→ **Supplied records**
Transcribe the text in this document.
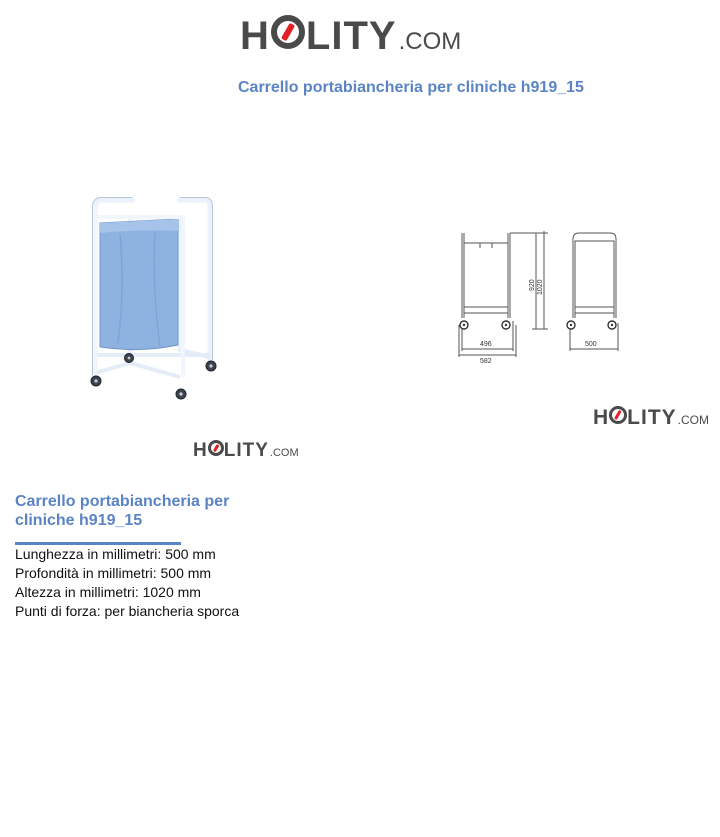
H LITY .COM
Carrello portabiancheria per cliniche h919_15
496
582
500
920 1020
H LITY .COM
H LITY .COM
Carrello portabiancheria per cliniche h919_15
Lunghezza in millimetri: 500 mm
Profondità in millimetri: 500 mm
Altezza in millimetri: 1020 mm
Punti di forza: per biancheria sporca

→ **Exercise**
Exclude the images, then output the data above word for word.

→ **Solution to this exercise**
Transcribe the text in this document.
H LITY .COM
Carrello portabiancheria per cliniche h919_15
496
582
500
920 1020
H LITY .COM
H LITY .COM
Carrello portabiancheria per cliniche h919_15
Lunghezza in millimetri: 500 mm
Profondità in millimetri: 500 mm
Altezza in millimetri: 1020 mm
Punti di forza: per biancheria sporca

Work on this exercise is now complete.